GIVEN PROBLEM →
Restate the data below word for word. Skip any images it contains.

ENTRIES PROVIDED →
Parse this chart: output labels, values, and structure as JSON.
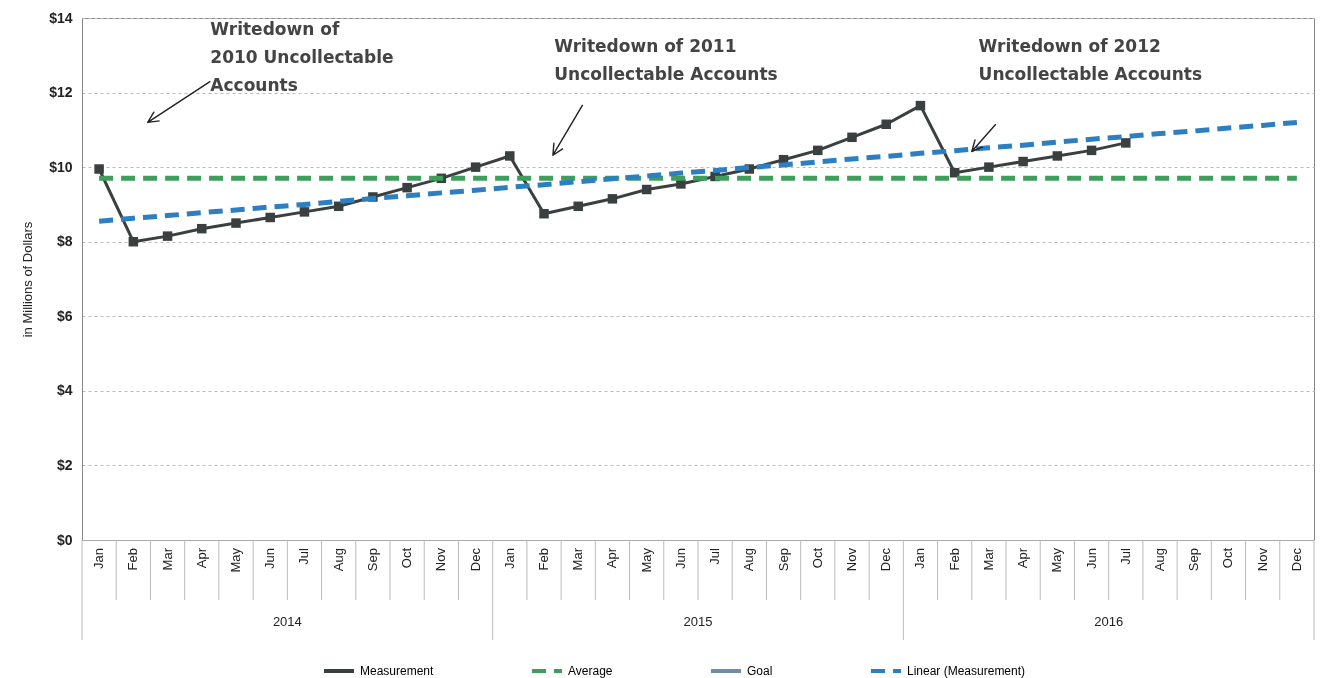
{
  "chart_data": {
    "type": "line",
    "categories": [
      "Jan",
      "Feb",
      "Mar",
      "Apr",
      "May",
      "Jun",
      "Jul",
      "Aug",
      "Sep",
      "Oct",
      "Nov",
      "Dec",
      "Jan",
      "Feb",
      "Mar",
      "Apr",
      "May",
      "Jun",
      "Jul",
      "Aug",
      "Sep",
      "Oct",
      "Nov",
      "Dec",
      "Jan",
      "Feb",
      "Mar",
      "Apr",
      "May",
      "Jun",
      "Jul",
      "Aug",
      "Sep",
      "Oct",
      "Nov",
      "Dec"
    ],
    "series": [
      {
        "name": "Measurement",
        "color": "#3a3f3f",
        "marker": "square",
        "line_style": "solid",
        "values": [
          9.95,
          8.0,
          8.15,
          8.35,
          8.5,
          8.65,
          8.8,
          8.95,
          9.2,
          9.45,
          9.7,
          10.0,
          10.3,
          8.75,
          8.95,
          9.15,
          9.4,
          9.55,
          9.75,
          9.95,
          10.2,
          10.45,
          10.8,
          11.15,
          11.65,
          9.85,
          10.0,
          10.15,
          10.3,
          10.45,
          10.65,
          null,
          null,
          null,
          null,
          null
        ]
      },
      {
        "name": "Average",
        "color": "#3f9e5c",
        "marker": "none",
        "line_style": "dashed",
        "values": [
          9.7,
          9.7,
          9.7,
          9.7,
          9.7,
          9.7,
          9.7,
          9.7,
          9.7,
          9.7,
          9.7,
          9.7,
          9.7,
          9.7,
          9.7,
          9.7,
          9.7,
          9.7,
          9.7,
          9.7,
          9.7,
          9.7,
          9.7,
          9.7,
          9.7,
          9.7,
          9.7,
          9.7,
          9.7,
          9.7,
          9.7,
          9.7,
          9.7,
          9.7,
          9.7,
          9.7
        ]
      },
      {
        "name": "Goal",
        "color": "#6f8ca8",
        "marker": "none",
        "line_style": "solid",
        "values": [
          null,
          null,
          null,
          null,
          null,
          null,
          null,
          null,
          null,
          null,
          null,
          null,
          null,
          null,
          null,
          null,
          null,
          null,
          null,
          null,
          null,
          null,
          null,
          null,
          null,
          null,
          null,
          null,
          null,
          null,
          null,
          null,
          null,
          null,
          null,
          null
        ]
      },
      {
        "name": "Linear (Measurement)",
        "color": "#2e7fc1",
        "marker": "none",
        "line_style": "dashed",
        "values": [
          8.55,
          8.63,
          8.7,
          8.78,
          8.85,
          8.93,
          9.0,
          9.08,
          9.16,
          9.23,
          9.31,
          9.38,
          9.46,
          9.53,
          9.61,
          9.69,
          9.76,
          9.84,
          9.91,
          9.99,
          10.06,
          10.14,
          10.22,
          10.29,
          10.37,
          10.44,
          10.52,
          10.59,
          10.67,
          10.75,
          10.82,
          10.9,
          10.97,
          11.05,
          11.12,
          11.2
        ]
      }
    ],
    "ylim": [
      0,
      14
    ],
    "yticks": [
      {
        "value": 0,
        "label": "$0"
      },
      {
        "value": 2,
        "label": "$2"
      },
      {
        "value": 4,
        "label": "$4"
      },
      {
        "value": 6,
        "label": "$6"
      },
      {
        "value": 8,
        "label": "$8"
      },
      {
        "value": 10,
        "label": "$10"
      },
      {
        "value": 12,
        "label": "$12"
      },
      {
        "value": 14,
        "label": "$14"
      }
    ],
    "ylabel": "in Millions of Dollars",
    "annotations": [
      "Writedown of\n2010 Uncollectable\nAccounts",
      "Writedown of 2011\nUncollectable Accounts",
      "Writedown of 2012\nUncollectable Accounts",
      "2014",
      "2015",
      "2016"
    ],
    "grid": "y",
    "legend": "bottom"
  }
}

TASK RESPONSE →
Parse this chart: output labels, values, and structure as JSON.
{
  "chart_data": {
    "type": "line",
    "categories": [
      "Jan",
      "Feb",
      "Mar",
      "Apr",
      "May",
      "Jun",
      "Jul",
      "Aug",
      "Sep",
      "Oct",
      "Nov",
      "Dec",
      "Jan",
      "Feb",
      "Mar",
      "Apr",
      "May",
      "Jun",
      "Jul",
      "Aug",
      "Sep",
      "Oct",
      "Nov",
      "Dec",
      "Jan",
      "Feb",
      "Mar",
      "Apr",
      "May",
      "Jun",
      "Jul",
      "Aug",
      "Sep",
      "Oct",
      "Nov",
      "Dec"
    ],
    "series": [
      {
        "name": "Measurement",
        "color": "#3a3f3f",
        "marker": "square",
        "line_style": "solid",
        "values": [
          9.95,
          8.0,
          8.15,
          8.35,
          8.5,
          8.65,
          8.8,
          8.95,
          9.2,
          9.45,
          9.7,
          10.0,
          10.3,
          8.75,
          8.95,
          9.15,
          9.4,
          9.55,
          9.75,
          9.95,
          10.2,
          10.45,
          10.8,
          11.15,
          11.65,
          9.85,
          10.0,
          10.15,
          10.3,
          10.45,
          10.65,
          null,
          null,
          null,
          null,
          null
        ]
      },
      {
        "name": "Average",
        "color": "#3f9e5c",
        "marker": "none",
        "line_style": "dashed",
        "values": [
          9.7,
          9.7,
          9.7,
          9.7,
          9.7,
          9.7,
          9.7,
          9.7,
          9.7,
          9.7,
          9.7,
          9.7,
          9.7,
          9.7,
          9.7,
          9.7,
          9.7,
          9.7,
          9.7,
          9.7,
          9.7,
          9.7,
          9.7,
          9.7,
          9.7,
          9.7,
          9.7,
          9.7,
          9.7,
          9.7,
          9.7,
          9.7,
          9.7,
          9.7,
          9.7,
          9.7
        ]
      },
      {
        "name": "Goal",
        "color": "#6f8ca8",
        "marker": "none",
        "line_style": "solid",
        "values": [
          null,
          null,
          null,
          null,
          null,
          null,
          null,
          null,
          null,
          null,
          null,
          null,
          null,
          null,
          null,
          null,
          null,
          null,
          null,
          null,
          null,
          null,
          null,
          null,
          null,
          null,
          null,
          null,
          null,
          null,
          null,
          null,
          null,
          null,
          null,
          null
        ]
      },
      {
        "name": "Linear (Measurement)",
        "color": "#2e7fc1",
        "marker": "none",
        "line_style": "dashed",
        "values": [
          8.55,
          8.63,
          8.7,
          8.78,
          8.85,
          8.93,
          9.0,
          9.08,
          9.16,
          9.23,
          9.31,
          9.38,
          9.46,
          9.53,
          9.61,
          9.69,
          9.76,
          9.84,
          9.91,
          9.99,
          10.06,
          10.14,
          10.22,
          10.29,
          10.37,
          10.44,
          10.52,
          10.59,
          10.67,
          10.75,
          10.82,
          10.9,
          10.97,
          11.05,
          11.12,
          11.2
        ]
      }
    ],
    "ylim": [
      0,
      14
    ],
    "yticks": [
      {
        "value": 0,
        "label": "$0"
      },
      {
        "value": 2,
        "label": "$2"
      },
      {
        "value": 4,
        "label": "$4"
      },
      {
        "value": 6,
        "label": "$6"
      },
      {
        "value": 8,
        "label": "$8"
      },
      {
        "value": 10,
        "label": "$10"
      },
      {
        "value": 12,
        "label": "$12"
      },
      {
        "value": 14,
        "label": "$14"
      }
    ],
    "ylabel": "in Millions of Dollars",
    "annotations": [
      "Writedown of\n2010 Uncollectable\nAccounts",
      "Writedown of 2011\nUncollectable Accounts",
      "Writedown of 2012\nUncollectable Accounts",
      "2014",
      "2015",
      "2016"
    ],
    "grid": "y",
    "legend": "bottom"
  }
}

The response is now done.